Records for this task →
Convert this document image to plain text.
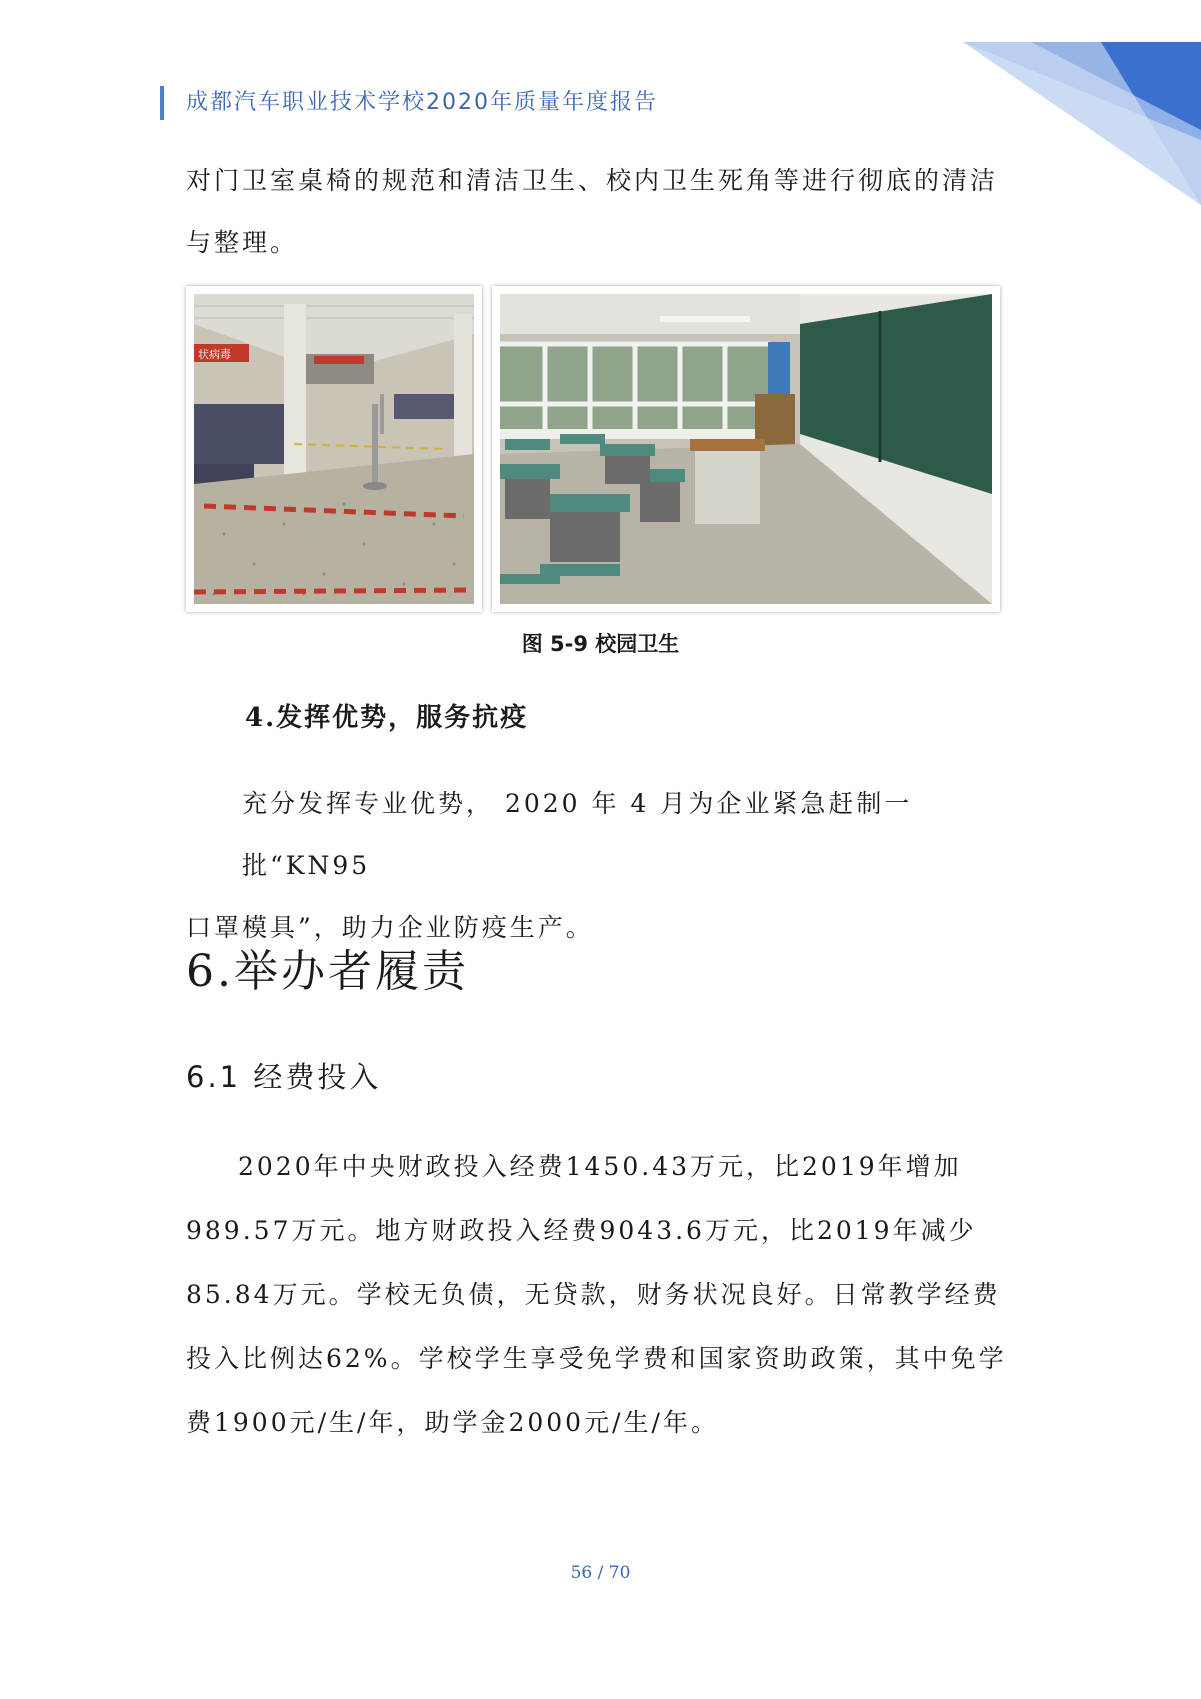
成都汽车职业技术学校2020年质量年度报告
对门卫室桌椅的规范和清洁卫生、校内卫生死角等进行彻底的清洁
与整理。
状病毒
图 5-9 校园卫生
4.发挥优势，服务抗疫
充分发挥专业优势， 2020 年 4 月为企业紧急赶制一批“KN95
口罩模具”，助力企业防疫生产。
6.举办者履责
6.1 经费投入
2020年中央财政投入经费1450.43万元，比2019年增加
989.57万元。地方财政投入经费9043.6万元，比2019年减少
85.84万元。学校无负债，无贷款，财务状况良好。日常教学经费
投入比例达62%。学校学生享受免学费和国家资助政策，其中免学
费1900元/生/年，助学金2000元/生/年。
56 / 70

Directions → Each record above should come back exactly the same, only without its pictures.

Output →
Convert this document image to plain text.
成都汽车职业技术学校2020年质量年度报告
对门卫室桌椅的规范和清洁卫生、校内卫生死角等进行彻底的清洁
与整理。
状病毒
图 5-9 校园卫生
4.发挥优势，服务抗疫
充分发挥专业优势， 2020 年 4 月为企业紧急赶制一批“KN95
口罩模具”，助力企业防疫生产。
6.举办者履责
6.1 经费投入
2020年中央财政投入经费1450.43万元，比2019年增加
989.57万元。地方财政投入经费9043.6万元，比2019年减少
85.84万元。学校无负债，无贷款，财务状况良好。日常教学经费
投入比例达62%。学校学生享受免学费和国家资助政策，其中免学
费1900元/生/年，助学金2000元/生/年。
56 / 70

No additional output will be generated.